__Provided material__.
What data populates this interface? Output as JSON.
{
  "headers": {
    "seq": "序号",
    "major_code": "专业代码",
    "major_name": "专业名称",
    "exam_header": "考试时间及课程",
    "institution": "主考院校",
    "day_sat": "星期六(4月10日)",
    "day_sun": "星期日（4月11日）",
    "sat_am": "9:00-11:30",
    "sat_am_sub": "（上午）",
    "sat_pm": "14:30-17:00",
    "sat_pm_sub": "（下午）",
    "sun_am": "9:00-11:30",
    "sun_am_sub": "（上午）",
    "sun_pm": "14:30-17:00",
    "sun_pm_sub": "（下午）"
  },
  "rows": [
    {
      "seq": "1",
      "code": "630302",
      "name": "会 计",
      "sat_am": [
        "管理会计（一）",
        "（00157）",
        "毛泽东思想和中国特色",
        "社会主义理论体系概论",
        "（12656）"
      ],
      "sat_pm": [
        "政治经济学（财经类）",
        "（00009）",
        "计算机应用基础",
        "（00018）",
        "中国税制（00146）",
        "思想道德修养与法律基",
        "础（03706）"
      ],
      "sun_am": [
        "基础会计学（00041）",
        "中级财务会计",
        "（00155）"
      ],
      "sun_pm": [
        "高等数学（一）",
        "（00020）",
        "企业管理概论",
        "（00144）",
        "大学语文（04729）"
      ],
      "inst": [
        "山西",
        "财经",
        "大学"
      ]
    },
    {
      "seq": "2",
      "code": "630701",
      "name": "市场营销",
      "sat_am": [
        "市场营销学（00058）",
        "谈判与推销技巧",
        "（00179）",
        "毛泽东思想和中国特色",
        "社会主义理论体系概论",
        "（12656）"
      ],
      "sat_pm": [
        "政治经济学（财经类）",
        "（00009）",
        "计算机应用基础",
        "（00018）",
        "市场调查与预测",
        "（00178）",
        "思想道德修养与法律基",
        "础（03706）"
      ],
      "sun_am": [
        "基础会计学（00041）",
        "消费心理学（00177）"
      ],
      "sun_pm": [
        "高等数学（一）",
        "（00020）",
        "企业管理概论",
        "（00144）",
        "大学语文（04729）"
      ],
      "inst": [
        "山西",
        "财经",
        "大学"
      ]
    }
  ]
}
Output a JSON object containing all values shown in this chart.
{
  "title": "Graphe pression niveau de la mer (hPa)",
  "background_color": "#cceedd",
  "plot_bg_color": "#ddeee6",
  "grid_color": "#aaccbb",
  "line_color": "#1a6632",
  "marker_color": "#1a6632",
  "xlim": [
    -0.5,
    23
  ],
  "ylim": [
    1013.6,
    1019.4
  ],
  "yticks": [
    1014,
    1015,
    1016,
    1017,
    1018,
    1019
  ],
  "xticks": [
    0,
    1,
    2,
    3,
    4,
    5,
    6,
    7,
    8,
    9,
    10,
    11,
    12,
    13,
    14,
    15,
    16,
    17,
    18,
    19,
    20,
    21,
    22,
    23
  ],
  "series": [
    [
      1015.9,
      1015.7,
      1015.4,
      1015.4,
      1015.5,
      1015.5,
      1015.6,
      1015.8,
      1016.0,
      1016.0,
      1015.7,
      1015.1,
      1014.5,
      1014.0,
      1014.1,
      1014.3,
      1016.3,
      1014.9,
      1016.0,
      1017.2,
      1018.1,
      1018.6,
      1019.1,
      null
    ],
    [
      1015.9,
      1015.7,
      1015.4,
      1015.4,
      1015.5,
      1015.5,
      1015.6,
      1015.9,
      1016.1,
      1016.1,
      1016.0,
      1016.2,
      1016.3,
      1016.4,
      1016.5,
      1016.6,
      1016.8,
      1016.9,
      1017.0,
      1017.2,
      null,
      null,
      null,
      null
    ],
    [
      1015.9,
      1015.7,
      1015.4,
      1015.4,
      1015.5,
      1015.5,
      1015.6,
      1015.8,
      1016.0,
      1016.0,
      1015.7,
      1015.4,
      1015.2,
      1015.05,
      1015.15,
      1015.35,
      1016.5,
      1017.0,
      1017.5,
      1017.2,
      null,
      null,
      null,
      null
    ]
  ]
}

__Aim__.
From the records above, extract each line exactly as shown.

__Full answer__.
What data populates this interface? Output as JSON.
{
  "headers": {
    "seq": "序号",
    "major_code": "专业代码",
    "major_name": "专业名称",
    "exam_header": "考试时间及课程",
    "institution": "主考院校",
    "day_sat": "星期六(4月10日)",
    "day_sun": "星期日（4月11日）",
    "sat_am": "9:00-11:30",
    "sat_am_sub": "（上午）",
    "sat_pm": "14:30-17:00",
    "sat_pm_sub": "（下午）",
    "sun_am": "9:00-11:30",
    "sun_am_sub": "（上午）",
    "sun_pm": "14:30-17:00",
    "sun_pm_sub": "（下午）"
  },
  "rows": [
    {
      "seq": "1",
      "code": "630302",
      "name": "会 计",
      "sat_am": [
        "管理会计（一）",
        "（00157）",
        "毛泽东思想和中国特色",
        "社会主义理论体系概论",
        "（12656）"
      ],
      "sat_pm": [
        "政治经济学（财经类）",
        "（00009）",
        "计算机应用基础",
        "（00018）",
        "中国税制（00146）",
        "思想道德修养与法律基",
        "础（03706）"
      ],
      "sun_am": [
        "基础会计学（00041）",
        "中级财务会计",
        "（00155）"
      ],
      "sun_pm": [
        "高等数学（一）",
        "（00020）",
        "企业管理概论",
        "（00144）",
        "大学语文（04729）"
      ],
      "inst": [
        "山西",
        "财经",
        "大学"
      ]
    },
    {
      "seq": "2",
      "code": "630701",
      "name": "市场营销",
      "sat_am": [
        "市场营销学（00058）",
        "谈判与推销技巧",
        "（00179）",
        "毛泽东思想和中国特色",
        "社会主义理论体系概论",
        "（12656）"
      ],
      "sat_pm": [
        "政治经济学（财经类）",
        "（00009）",
        "计算机应用基础",
        "（00018）",
        "市场调查与预测",
        "（00178）",
        "思想道德修养与法律基",
        "础（03706）"
      ],
      "sun_am": [
        "基础会计学（00041）",
        "消费心理学（00177）"
      ],
      "sun_pm": [
        "高等数学（一）",
        "（00020）",
        "企业管理概论",
        "（00144）",
        "大学语文（04729）"
      ],
      "inst": [
        "山西",
        "财经",
        "大学"
      ]
    }
  ]
}
Output a JSON object containing all values shown in this chart.
{
  "title": "Graphe pression niveau de la mer (hPa)",
  "background_color": "#cceedd",
  "plot_bg_color": "#ddeee6",
  "grid_color": "#aaccbb",
  "line_color": "#1a6632",
  "marker_color": "#1a6632",
  "xlim": [
    -0.5,
    23
  ],
  "ylim": [
    1013.6,
    1019.4
  ],
  "yticks": [
    1014,
    1015,
    1016,
    1017,
    1018,
    1019
  ],
  "xticks": [
    0,
    1,
    2,
    3,
    4,
    5,
    6,
    7,
    8,
    9,
    10,
    11,
    12,
    13,
    14,
    15,
    16,
    17,
    18,
    19,
    20,
    21,
    22,
    23
  ],
  "series": [
    [
      1015.9,
      1015.7,
      1015.4,
      1015.4,
      1015.5,
      1015.5,
      1015.6,
      1015.8,
      1016.0,
      1016.0,
      1015.7,
      1015.1,
      1014.5,
      1014.0,
      1014.1,
      1014.3,
      1016.3,
      1014.9,
      1016.0,
      1017.2,
      1018.1,
      1018.6,
      1019.1,
      null
    ],
    [
      1015.9,
      1015.7,
      1015.4,
      1015.4,
      1015.5,
      1015.5,
      1015.6,
      1015.9,
      1016.1,
      1016.1,
      1016.0,
      1016.2,
      1016.3,
      1016.4,
      1016.5,
      1016.6,
      1016.8,
      1016.9,
      1017.0,
      1017.2,
      null,
      null,
      null,
      null
    ],
    [
      1015.9,
      1015.7,
      1015.4,
      1015.4,
      1015.5,
      1015.5,
      1015.6,
      1015.8,
      1016.0,
      1016.0,
      1015.7,
      1015.4,
      1015.2,
      1015.05,
      1015.15,
      1015.35,
      1016.5,
      1017.0,
      1017.5,
      1017.2,
      null,
      null,
      null,
      null
    ]
  ]
}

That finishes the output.